Skip the pictures. Copy all the rest of the records down exactly.

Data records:
-=-=-=-=-
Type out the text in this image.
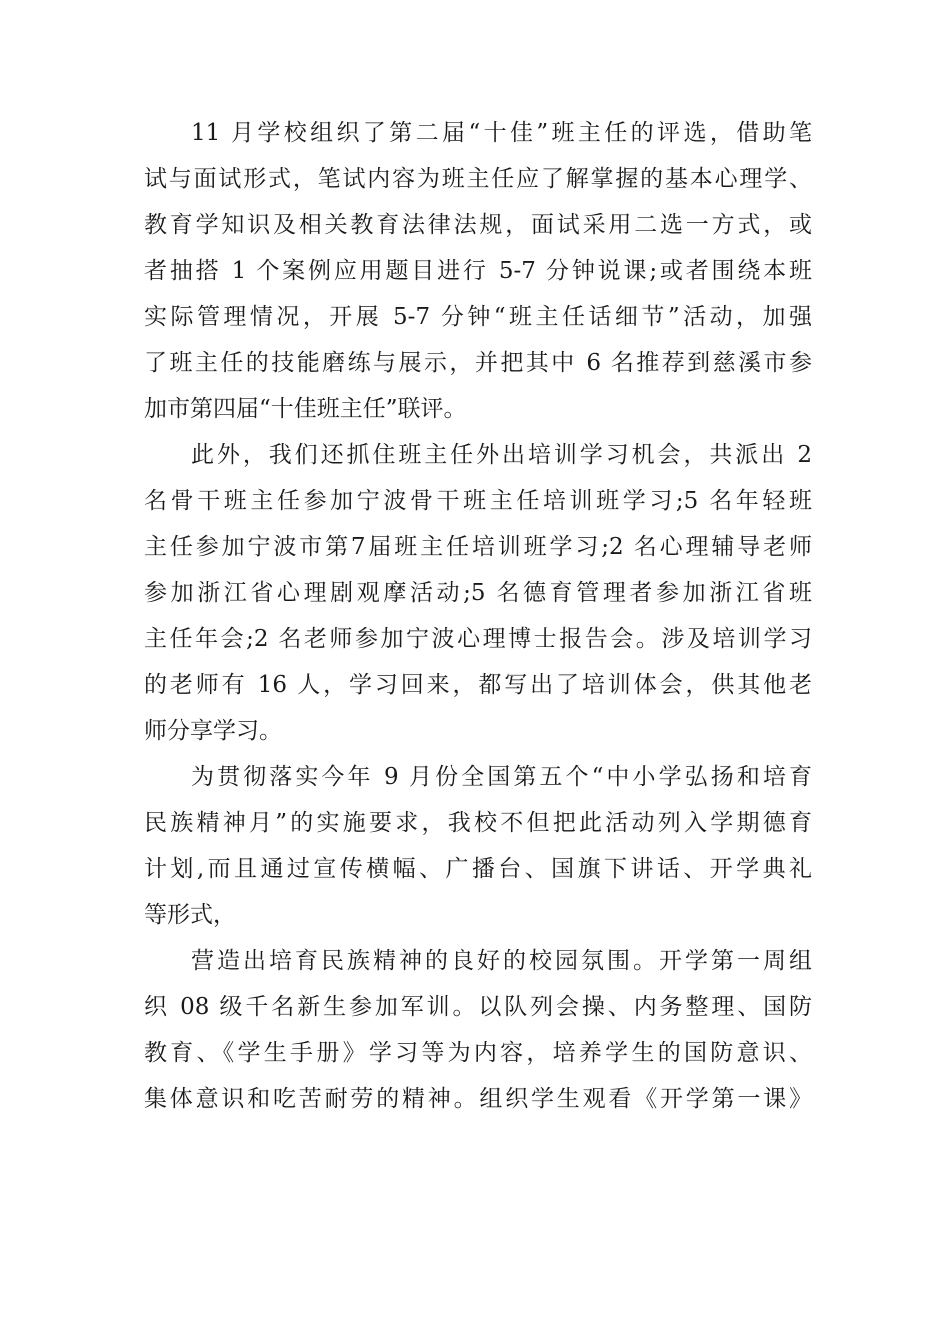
11 月学校组织了第二届“十佳”班主任的评选，借助笔
试与面试形式，笔试内容为班主任应了解掌握的基本心理学、
教育学知识及相关教育法律法规，面试采用二选一方式，或
者抽搭 1 个案例应用题目进行 5-7 分钟说课;或者围绕本班
实际管理情况，开展 5-7 分钟“班主任话细节”活动，加强
了班主任的技能磨练与展示，并把其中 6 名推荐到慈溪市参
加市第四届“十佳班主任”联评。

此外，我们还抓住班主任外出培训学习机会，共派出 2
名骨干班主任参加宁波骨干班主任培训班学习;5 名年轻班
主任参加宁波市第7届班主任培训班学习;2 名心理辅导老师
参加浙江省心理剧观摩活动;5 名德育管理者参加浙江省班
主任年会;2 名老师参加宁波心理博士报告会。涉及培训学习
的老师有 16 人，学习回来，都写出了培训体会，供其他老
师分享学习。

为贯彻落实今年 9 月份全国第五个“中小学弘扬和培育
民族精神月”的实施要求，我校不但把此活动列入学期德育
计划,而且通过宣传横幅、广播台、国旗下讲话、开学典礼
等形式，

营造出培育民族精神的良好的校园氛围。开学第一周组
织 08 级千名新生参加军训。以队列会操、内务整理、国防
教育、《学生手册》学习等为内容，培养学生的国防意识、
集体意识和吃苦耐劳的精神。组织学生观看《开学第一课》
-=-=-=-=-
Worked solution =>
Type out the text in this image.
11 月学校组织了第二届“十佳”班主任的评选，借助笔
试与面试形式，笔试内容为班主任应了解掌握的基本心理学、
教育学知识及相关教育法律法规，面试采用二选一方式，或
者抽搭 1 个案例应用题目进行 5-7 分钟说课;或者围绕本班
实际管理情况，开展 5-7 分钟“班主任话细节”活动，加强
了班主任的技能磨练与展示，并把其中 6 名推荐到慈溪市参
加市第四届“十佳班主任”联评。

此外，我们还抓住班主任外出培训学习机会，共派出 2
名骨干班主任参加宁波骨干班主任培训班学习;5 名年轻班
主任参加宁波市第7届班主任培训班学习;2 名心理辅导老师
参加浙江省心理剧观摩活动;5 名德育管理者参加浙江省班
主任年会;2 名老师参加宁波心理博士报告会。涉及培训学习
的老师有 16 人，学习回来，都写出了培训体会，供其他老
师分享学习。

为贯彻落实今年 9 月份全国第五个“中小学弘扬和培育
民族精神月”的实施要求，我校不但把此活动列入学期德育
计划,而且通过宣传横幅、广播台、国旗下讲话、开学典礼
等形式，

营造出培育民族精神的良好的校园氛围。开学第一周组
织 08 级千名新生参加军训。以队列会操、内务整理、国防
教育、《学生手册》学习等为内容，培养学生的国防意识、
集体意识和吃苦耐劳的精神。组织学生观看《开学第一课》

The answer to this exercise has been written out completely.